What you need to do: Images are not part of the copy; write out the rest of the data exactly as given.

Records provided:

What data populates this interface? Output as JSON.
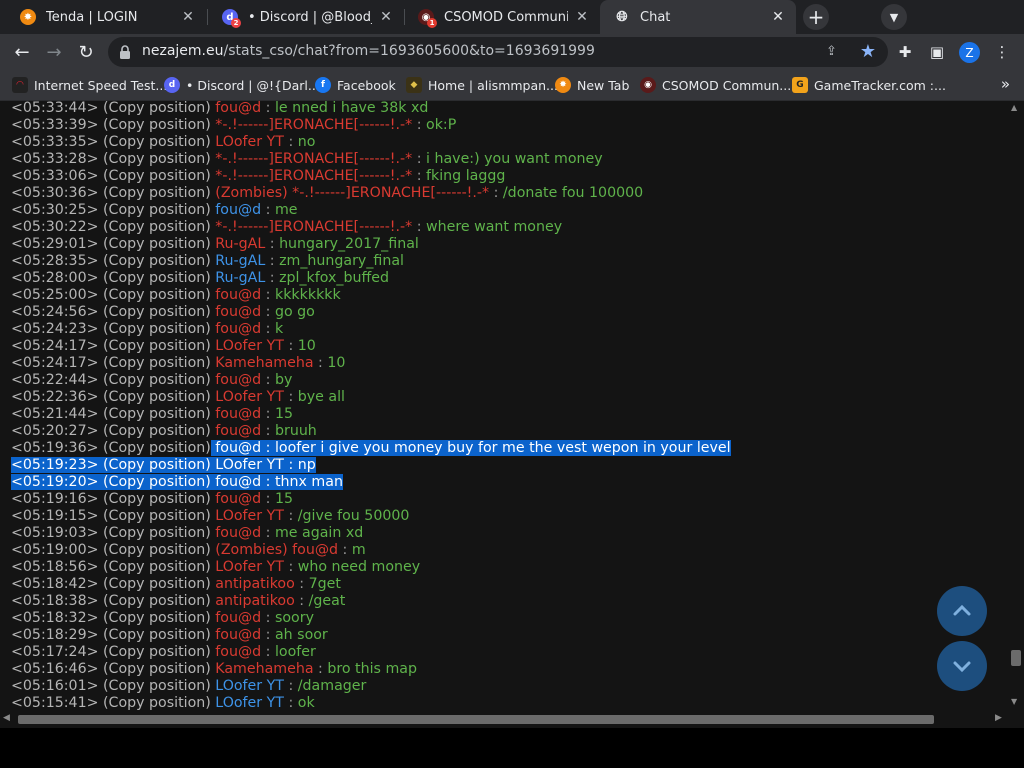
{
  "browser": {
    "tabs": [
      {
        "title": "Tenda | LOGIN",
        "active": false
      },
      {
        "title": "• Discord | @Blood_Band",
        "active": false,
        "badge": "2"
      },
      {
        "title": "CSOMOD Community",
        "active": false,
        "badge": "1"
      },
      {
        "title": "Chat",
        "active": true
      }
    ],
    "url_host": "nezajem.eu",
    "url_path": "/stats_cso/chat?from=1693605600&to=1693691999",
    "profile_initial": "Z",
    "bookmarks": [
      {
        "label": "Internet Speed Test..."
      },
      {
        "label": "• Discord | @!{Darl...",
        "badge": "2"
      },
      {
        "label": "Facebook"
      },
      {
        "label": "Home | alismmpan..."
      },
      {
        "label": "New Tab"
      },
      {
        "label": "CSOMOD Commun...",
        "badge": "1"
      },
      {
        "label": "GameTracker.com :..."
      }
    ]
  },
  "chat": {
    "copy_label": "(Copy position)",
    "separator": " : ",
    "rows": [
      {
        "time": "<05:33:44>",
        "prefix": "",
        "name": "fou@d",
        "color": "red",
        "msg": "le nned i have 38k xd"
      },
      {
        "time": "<05:33:39>",
        "prefix": "",
        "name": "*-.!------]ERONACHE[------!.-*",
        "color": "red",
        "msg": "ok:P"
      },
      {
        "time": "<05:33:35>",
        "prefix": "",
        "name": "LOofer YT",
        "color": "red",
        "msg": "no"
      },
      {
        "time": "<05:33:28>",
        "prefix": "",
        "name": "*-.!------]ERONACHE[------!.-*",
        "color": "red",
        "msg": "i have:) you want money"
      },
      {
        "time": "<05:33:06>",
        "prefix": "",
        "name": "*-.!------]ERONACHE[------!.-*",
        "color": "red",
        "msg": "fking laggg"
      },
      {
        "time": "<05:30:36>",
        "prefix": "(Zombies) ",
        "name": "*-.!------]ERONACHE[------!.-*",
        "color": "red",
        "msg": "/donate fou 100000"
      },
      {
        "time": "<05:30:25>",
        "prefix": "",
        "name": "fou@d",
        "color": "blue",
        "msg": "me"
      },
      {
        "time": "<05:30:22>",
        "prefix": "",
        "name": "*-.!------]ERONACHE[------!.-*",
        "color": "red",
        "msg": "where want money"
      },
      {
        "time": "<05:29:01>",
        "prefix": "",
        "name": "Ru-gAL",
        "color": "red",
        "msg": "hungary_2017_final"
      },
      {
        "time": "<05:28:35>",
        "prefix": "",
        "name": "Ru-gAL",
        "color": "blue",
        "msg": "zm_hungary_final"
      },
      {
        "time": "<05:28:00>",
        "prefix": "",
        "name": "Ru-gAL",
        "color": "blue",
        "msg": "zpl_kfox_buffed"
      },
      {
        "time": "<05:25:00>",
        "prefix": "",
        "name": "fou@d",
        "color": "red",
        "msg": "kkkkkkkk"
      },
      {
        "time": "<05:24:56>",
        "prefix": "",
        "name": "fou@d",
        "color": "red",
        "msg": "go go"
      },
      {
        "time": "<05:24:23>",
        "prefix": "",
        "name": "fou@d",
        "color": "red",
        "msg": "k"
      },
      {
        "time": "<05:24:17>",
        "prefix": "",
        "name": "LOofer YT",
        "color": "red",
        "msg": "10"
      },
      {
        "time": "<05:24:17>",
        "prefix": "",
        "name": "Kamehameha",
        "color": "red",
        "msg": "10"
      },
      {
        "time": "<05:22:44>",
        "prefix": "",
        "name": "fou@d",
        "color": "red",
        "msg": "by"
      },
      {
        "time": "<05:22:36>",
        "prefix": "",
        "name": "LOofer YT",
        "color": "red",
        "msg": "bye all"
      },
      {
        "time": "<05:21:44>",
        "prefix": "",
        "name": "fou@d",
        "color": "red",
        "msg": "15"
      },
      {
        "time": "<05:20:27>",
        "prefix": "",
        "name": "fou@d",
        "color": "red",
        "msg": "bruuh"
      },
      {
        "time": "<05:19:36>",
        "prefix": "",
        "name": "fou@d",
        "color": "red",
        "msg": "loofer i give you money buy for me the vest wepon in your level",
        "selected": "tail"
      },
      {
        "time": "<05:19:23>",
        "prefix": "",
        "name": "LOofer YT",
        "color": "red",
        "msg": "np",
        "selected": "full"
      },
      {
        "time": "<05:19:20>",
        "prefix": "",
        "name": "fou@d",
        "color": "red",
        "msg": "thnx man",
        "selected": "full"
      },
      {
        "time": "<05:19:16>",
        "prefix": "",
        "name": "fou@d",
        "color": "red",
        "msg": "15"
      },
      {
        "time": "<05:19:15>",
        "prefix": "",
        "name": "LOofer YT",
        "color": "red",
        "msg": "/give fou 50000"
      },
      {
        "time": "<05:19:03>",
        "prefix": "",
        "name": "fou@d",
        "color": "red",
        "msg": "me again xd"
      },
      {
        "time": "<05:19:00>",
        "prefix": "(Zombies) ",
        "name": "fou@d",
        "color": "red",
        "msg": "m"
      },
      {
        "time": "<05:18:56>",
        "prefix": "",
        "name": "LOofer YT",
        "color": "red",
        "msg": "who need money"
      },
      {
        "time": "<05:18:42>",
        "prefix": "",
        "name": "antipatikoo",
        "color": "red",
        "msg": "7get"
      },
      {
        "time": "<05:18:38>",
        "prefix": "",
        "name": "antipatikoo",
        "color": "red",
        "msg": "/geat"
      },
      {
        "time": "<05:18:32>",
        "prefix": "",
        "name": "fou@d",
        "color": "red",
        "msg": "soory"
      },
      {
        "time": "<05:18:29>",
        "prefix": "",
        "name": "fou@d",
        "color": "red",
        "msg": "ah soor"
      },
      {
        "time": "<05:17:24>",
        "prefix": "",
        "name": "fou@d",
        "color": "red",
        "msg": "loofer"
      },
      {
        "time": "<05:16:46>",
        "prefix": "",
        "name": "Kamehameha",
        "color": "red",
        "msg": "bro this map"
      },
      {
        "time": "<05:16:01>",
        "prefix": "",
        "name": "LOofer YT",
        "color": "blue",
        "msg": "/damager"
      },
      {
        "time": "<05:15:41>",
        "prefix": "",
        "name": "LOofer YT",
        "color": "blue",
        "msg": "ok"
      }
    ]
  },
  "colors": {
    "name_red": "#d93a31",
    "name_blue": "#3e93e8",
    "message_green": "#5fb34b",
    "selection": "#0b63cc",
    "fab": "#1d4e7e"
  }
}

Worked solution:
What data populates this interface? Output as JSON.
{
  "browser": {
    "tabs": [
      {
        "title": "Tenda | LOGIN",
        "active": false
      },
      {
        "title": "• Discord | @Blood_Band",
        "active": false,
        "badge": "2"
      },
      {
        "title": "CSOMOD Community",
        "active": false,
        "badge": "1"
      },
      {
        "title": "Chat",
        "active": true
      }
    ],
    "url_host": "nezajem.eu",
    "url_path": "/stats_cso/chat?from=1693605600&to=1693691999",
    "profile_initial": "Z",
    "bookmarks": [
      {
        "label": "Internet Speed Test..."
      },
      {
        "label": "• Discord | @!{Darl...",
        "badge": "2"
      },
      {
        "label": "Facebook"
      },
      {
        "label": "Home | alismmpan..."
      },
      {
        "label": "New Tab"
      },
      {
        "label": "CSOMOD Commun...",
        "badge": "1"
      },
      {
        "label": "GameTracker.com :..."
      }
    ]
  },
  "chat": {
    "copy_label": "(Copy position)",
    "separator": " : ",
    "rows": [
      {
        "time": "<05:33:44>",
        "prefix": "",
        "name": "fou@d",
        "color": "red",
        "msg": "le nned i have 38k xd"
      },
      {
        "time": "<05:33:39>",
        "prefix": "",
        "name": "*-.!------]ERONACHE[------!.-*",
        "color": "red",
        "msg": "ok:P"
      },
      {
        "time": "<05:33:35>",
        "prefix": "",
        "name": "LOofer YT",
        "color": "red",
        "msg": "no"
      },
      {
        "time": "<05:33:28>",
        "prefix": "",
        "name": "*-.!------]ERONACHE[------!.-*",
        "color": "red",
        "msg": "i have:) you want money"
      },
      {
        "time": "<05:33:06>",
        "prefix": "",
        "name": "*-.!------]ERONACHE[------!.-*",
        "color": "red",
        "msg": "fking laggg"
      },
      {
        "time": "<05:30:36>",
        "prefix": "(Zombies) ",
        "name": "*-.!------]ERONACHE[------!.-*",
        "color": "red",
        "msg": "/donate fou 100000"
      },
      {
        "time": "<05:30:25>",
        "prefix": "",
        "name": "fou@d",
        "color": "blue",
        "msg": "me"
      },
      {
        "time": "<05:30:22>",
        "prefix": "",
        "name": "*-.!------]ERONACHE[------!.-*",
        "color": "red",
        "msg": "where want money"
      },
      {
        "time": "<05:29:01>",
        "prefix": "",
        "name": "Ru-gAL",
        "color": "red",
        "msg": "hungary_2017_final"
      },
      {
        "time": "<05:28:35>",
        "prefix": "",
        "name": "Ru-gAL",
        "color": "blue",
        "msg": "zm_hungary_final"
      },
      {
        "time": "<05:28:00>",
        "prefix": "",
        "name": "Ru-gAL",
        "color": "blue",
        "msg": "zpl_kfox_buffed"
      },
      {
        "time": "<05:25:00>",
        "prefix": "",
        "name": "fou@d",
        "color": "red",
        "msg": "kkkkkkkk"
      },
      {
        "time": "<05:24:56>",
        "prefix": "",
        "name": "fou@d",
        "color": "red",
        "msg": "go go"
      },
      {
        "time": "<05:24:23>",
        "prefix": "",
        "name": "fou@d",
        "color": "red",
        "msg": "k"
      },
      {
        "time": "<05:24:17>",
        "prefix": "",
        "name": "LOofer YT",
        "color": "red",
        "msg": "10"
      },
      {
        "time": "<05:24:17>",
        "prefix": "",
        "name": "Kamehameha",
        "color": "red",
        "msg": "10"
      },
      {
        "time": "<05:22:44>",
        "prefix": "",
        "name": "fou@d",
        "color": "red",
        "msg": "by"
      },
      {
        "time": "<05:22:36>",
        "prefix": "",
        "name": "LOofer YT",
        "color": "red",
        "msg": "bye all"
      },
      {
        "time": "<05:21:44>",
        "prefix": "",
        "name": "fou@d",
        "color": "red",
        "msg": "15"
      },
      {
        "time": "<05:20:27>",
        "prefix": "",
        "name": "fou@d",
        "color": "red",
        "msg": "bruuh"
      },
      {
        "time": "<05:19:36>",
        "prefix": "",
        "name": "fou@d",
        "color": "red",
        "msg": "loofer i give you money buy for me the vest wepon in your level",
        "selected": "tail"
      },
      {
        "time": "<05:19:23>",
        "prefix": "",
        "name": "LOofer YT",
        "color": "red",
        "msg": "np",
        "selected": "full"
      },
      {
        "time": "<05:19:20>",
        "prefix": "",
        "name": "fou@d",
        "color": "red",
        "msg": "thnx man",
        "selected": "full"
      },
      {
        "time": "<05:19:16>",
        "prefix": "",
        "name": "fou@d",
        "color": "red",
        "msg": "15"
      },
      {
        "time": "<05:19:15>",
        "prefix": "",
        "name": "LOofer YT",
        "color": "red",
        "msg": "/give fou 50000"
      },
      {
        "time": "<05:19:03>",
        "prefix": "",
        "name": "fou@d",
        "color": "red",
        "msg": "me again xd"
      },
      {
        "time": "<05:19:00>",
        "prefix": "(Zombies) ",
        "name": "fou@d",
        "color": "red",
        "msg": "m"
      },
      {
        "time": "<05:18:56>",
        "prefix": "",
        "name": "LOofer YT",
        "color": "red",
        "msg": "who need money"
      },
      {
        "time": "<05:18:42>",
        "prefix": "",
        "name": "antipatikoo",
        "color": "red",
        "msg": "7get"
      },
      {
        "time": "<05:18:38>",
        "prefix": "",
        "name": "antipatikoo",
        "color": "red",
        "msg": "/geat"
      },
      {
        "time": "<05:18:32>",
        "prefix": "",
        "name": "fou@d",
        "color": "red",
        "msg": "soory"
      },
      {
        "time": "<05:18:29>",
        "prefix": "",
        "name": "fou@d",
        "color": "red",
        "msg": "ah soor"
      },
      {
        "time": "<05:17:24>",
        "prefix": "",
        "name": "fou@d",
        "color": "red",
        "msg": "loofer"
      },
      {
        "time": "<05:16:46>",
        "prefix": "",
        "name": "Kamehameha",
        "color": "red",
        "msg": "bro this map"
      },
      {
        "time": "<05:16:01>",
        "prefix": "",
        "name": "LOofer YT",
        "color": "blue",
        "msg": "/damager"
      },
      {
        "time": "<05:15:41>",
        "prefix": "",
        "name": "LOofer YT",
        "color": "blue",
        "msg": "ok"
      }
    ]
  },
  "colors": {
    "name_red": "#d93a31",
    "name_blue": "#3e93e8",
    "message_green": "#5fb34b",
    "selection": "#0b63cc",
    "fab": "#1d4e7e"
  }
}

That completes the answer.